Instruction
Copy out every record below with complete accuracy.

[start]

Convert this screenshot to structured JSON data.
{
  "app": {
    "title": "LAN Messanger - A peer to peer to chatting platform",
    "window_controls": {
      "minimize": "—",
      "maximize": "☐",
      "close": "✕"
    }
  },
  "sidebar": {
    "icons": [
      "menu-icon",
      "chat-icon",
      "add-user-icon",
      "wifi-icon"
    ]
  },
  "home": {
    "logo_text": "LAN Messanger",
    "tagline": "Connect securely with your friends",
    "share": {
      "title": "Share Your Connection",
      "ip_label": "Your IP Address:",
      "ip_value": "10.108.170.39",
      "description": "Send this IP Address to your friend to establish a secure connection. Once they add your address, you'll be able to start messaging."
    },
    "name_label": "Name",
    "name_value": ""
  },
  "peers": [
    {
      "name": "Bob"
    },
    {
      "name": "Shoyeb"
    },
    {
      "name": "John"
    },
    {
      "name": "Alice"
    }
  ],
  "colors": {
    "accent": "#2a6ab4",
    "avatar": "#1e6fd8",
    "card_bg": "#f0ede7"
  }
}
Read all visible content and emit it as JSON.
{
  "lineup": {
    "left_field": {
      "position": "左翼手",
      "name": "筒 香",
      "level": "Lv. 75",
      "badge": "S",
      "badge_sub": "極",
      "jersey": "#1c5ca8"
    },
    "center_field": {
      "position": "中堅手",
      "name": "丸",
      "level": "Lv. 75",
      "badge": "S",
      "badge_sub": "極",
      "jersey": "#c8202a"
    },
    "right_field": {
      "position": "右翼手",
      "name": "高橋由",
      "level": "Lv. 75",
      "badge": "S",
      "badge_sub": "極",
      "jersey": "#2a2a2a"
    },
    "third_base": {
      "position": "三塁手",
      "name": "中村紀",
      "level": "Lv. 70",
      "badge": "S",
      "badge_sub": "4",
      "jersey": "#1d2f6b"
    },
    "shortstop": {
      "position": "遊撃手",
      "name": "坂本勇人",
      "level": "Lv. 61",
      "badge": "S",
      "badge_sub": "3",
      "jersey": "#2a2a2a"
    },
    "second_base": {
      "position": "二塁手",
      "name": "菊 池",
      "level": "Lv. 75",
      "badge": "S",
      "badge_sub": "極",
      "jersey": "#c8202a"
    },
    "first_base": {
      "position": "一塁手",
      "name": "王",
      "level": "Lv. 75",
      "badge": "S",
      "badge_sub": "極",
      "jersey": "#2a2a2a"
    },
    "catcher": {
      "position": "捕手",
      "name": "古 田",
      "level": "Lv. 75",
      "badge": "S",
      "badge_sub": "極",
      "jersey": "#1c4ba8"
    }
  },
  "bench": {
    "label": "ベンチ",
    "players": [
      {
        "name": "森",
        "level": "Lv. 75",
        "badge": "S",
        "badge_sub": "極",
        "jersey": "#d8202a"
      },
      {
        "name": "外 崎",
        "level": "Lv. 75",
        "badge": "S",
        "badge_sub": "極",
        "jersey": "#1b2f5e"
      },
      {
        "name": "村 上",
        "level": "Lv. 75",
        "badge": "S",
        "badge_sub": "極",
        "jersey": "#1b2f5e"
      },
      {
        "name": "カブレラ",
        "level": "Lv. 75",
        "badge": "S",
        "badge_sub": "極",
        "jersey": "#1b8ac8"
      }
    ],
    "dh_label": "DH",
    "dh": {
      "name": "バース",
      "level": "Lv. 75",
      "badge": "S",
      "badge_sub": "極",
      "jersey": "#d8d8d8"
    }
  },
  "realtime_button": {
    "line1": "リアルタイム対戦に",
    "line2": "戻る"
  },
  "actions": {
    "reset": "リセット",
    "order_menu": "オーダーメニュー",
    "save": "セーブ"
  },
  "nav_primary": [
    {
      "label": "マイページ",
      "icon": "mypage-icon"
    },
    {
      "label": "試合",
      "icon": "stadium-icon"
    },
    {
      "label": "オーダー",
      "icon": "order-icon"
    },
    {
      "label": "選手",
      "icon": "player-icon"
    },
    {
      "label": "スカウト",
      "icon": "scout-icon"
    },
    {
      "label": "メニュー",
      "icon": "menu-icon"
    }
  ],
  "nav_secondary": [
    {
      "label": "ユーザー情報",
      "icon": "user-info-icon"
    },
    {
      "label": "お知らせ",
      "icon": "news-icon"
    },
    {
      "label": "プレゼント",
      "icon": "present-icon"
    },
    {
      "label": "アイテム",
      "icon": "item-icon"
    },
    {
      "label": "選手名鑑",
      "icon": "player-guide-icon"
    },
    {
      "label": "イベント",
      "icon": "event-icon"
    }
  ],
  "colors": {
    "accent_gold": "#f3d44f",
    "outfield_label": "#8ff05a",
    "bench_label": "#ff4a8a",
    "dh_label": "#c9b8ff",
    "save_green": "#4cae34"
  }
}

[end]

Solution for this exercise
Convert this screenshot to structured JSON data.
{
  "app": {
    "title": "LAN Messanger - A peer to peer to chatting platform",
    "window_controls": {
      "minimize": "—",
      "maximize": "☐",
      "close": "✕"
    }
  },
  "sidebar": {
    "icons": [
      "menu-icon",
      "chat-icon",
      "add-user-icon",
      "wifi-icon"
    ]
  },
  "home": {
    "logo_text": "LAN Messanger",
    "tagline": "Connect securely with your friends",
    "share": {
      "title": "Share Your Connection",
      "ip_label": "Your IP Address:",
      "ip_value": "10.108.170.39",
      "description": "Send this IP Address to your friend to establish a secure connection. Once they add your address, you'll be able to start messaging."
    },
    "name_label": "Name",
    "name_value": ""
  },
  "peers": [
    {
      "name": "Bob"
    },
    {
      "name": "Shoyeb"
    },
    {
      "name": "John"
    },
    {
      "name": "Alice"
    }
  ],
  "colors": {
    "accent": "#2a6ab4",
    "avatar": "#1e6fd8",
    "card_bg": "#f0ede7"
  }
}
Read all visible content and emit it as JSON.
{
  "lineup": {
    "left_field": {
      "position": "左翼手",
      "name": "筒 香",
      "level": "Lv. 75",
      "badge": "S",
      "badge_sub": "極",
      "jersey": "#1c5ca8"
    },
    "center_field": {
      "position": "中堅手",
      "name": "丸",
      "level": "Lv. 75",
      "badge": "S",
      "badge_sub": "極",
      "jersey": "#c8202a"
    },
    "right_field": {
      "position": "右翼手",
      "name": "高橋由",
      "level": "Lv. 75",
      "badge": "S",
      "badge_sub": "極",
      "jersey": "#2a2a2a"
    },
    "third_base": {
      "position": "三塁手",
      "name": "中村紀",
      "level": "Lv. 70",
      "badge": "S",
      "badge_sub": "4",
      "jersey": "#1d2f6b"
    },
    "shortstop": {
      "position": "遊撃手",
      "name": "坂本勇人",
      "level": "Lv. 61",
      "badge": "S",
      "badge_sub": "3",
      "jersey": "#2a2a2a"
    },
    "second_base": {
      "position": "二塁手",
      "name": "菊 池",
      "level": "Lv. 75",
      "badge": "S",
      "badge_sub": "極",
      "jersey": "#c8202a"
    },
    "first_base": {
      "position": "一塁手",
      "name": "王",
      "level": "Lv. 75",
      "badge": "S",
      "badge_sub": "極",
      "jersey": "#2a2a2a"
    },
    "catcher": {
      "position": "捕手",
      "name": "古 田",
      "level": "Lv. 75",
      "badge": "S",
      "badge_sub": "極",
      "jersey": "#1c4ba8"
    }
  },
  "bench": {
    "label": "ベンチ",
    "players": [
      {
        "name": "森",
        "level": "Lv. 75",
        "badge": "S",
        "badge_sub": "極",
        "jersey": "#d8202a"
      },
      {
        "name": "外 崎",
        "level": "Lv. 75",
        "badge": "S",
        "badge_sub": "極",
        "jersey": "#1b2f5e"
      },
      {
        "name": "村 上",
        "level": "Lv. 75",
        "badge": "S",
        "badge_sub": "極",
        "jersey": "#1b2f5e"
      },
      {
        "name": "カブレラ",
        "level": "Lv. 75",
        "badge": "S",
        "badge_sub": "極",
        "jersey": "#1b8ac8"
      }
    ],
    "dh_label": "DH",
    "dh": {
      "name": "バース",
      "level": "Lv. 75",
      "badge": "S",
      "badge_sub": "極",
      "jersey": "#d8d8d8"
    }
  },
  "realtime_button": {
    "line1": "リアルタイム対戦に",
    "line2": "戻る"
  },
  "actions": {
    "reset": "リセット",
    "order_menu": "オーダーメニュー",
    "save": "セーブ"
  },
  "nav_primary": [
    {
      "label": "マイページ",
      "icon": "mypage-icon"
    },
    {
      "label": "試合",
      "icon": "stadium-icon"
    },
    {
      "label": "オーダー",
      "icon": "order-icon"
    },
    {
      "label": "選手",
      "icon": "player-icon"
    },
    {
      "label": "スカウト",
      "icon": "scout-icon"
    },
    {
      "label": "メニュー",
      "icon": "menu-icon"
    }
  ],
  "nav_secondary": [
    {
      "label": "ユーザー情報",
      "icon": "user-info-icon"
    },
    {
      "label": "お知らせ",
      "icon": "news-icon"
    },
    {
      "label": "プレゼント",
      "icon": "present-icon"
    },
    {
      "label": "アイテム",
      "icon": "item-icon"
    },
    {
      "label": "選手名鑑",
      "icon": "player-guide-icon"
    },
    {
      "label": "イベント",
      "icon": "event-icon"
    }
  ],
  "colors": {
    "accent_gold": "#f3d44f",
    "outfield_label": "#8ff05a",
    "bench_label": "#ff4a8a",
    "dh_label": "#c9b8ff",
    "save_green": "#4cae34"
  }
}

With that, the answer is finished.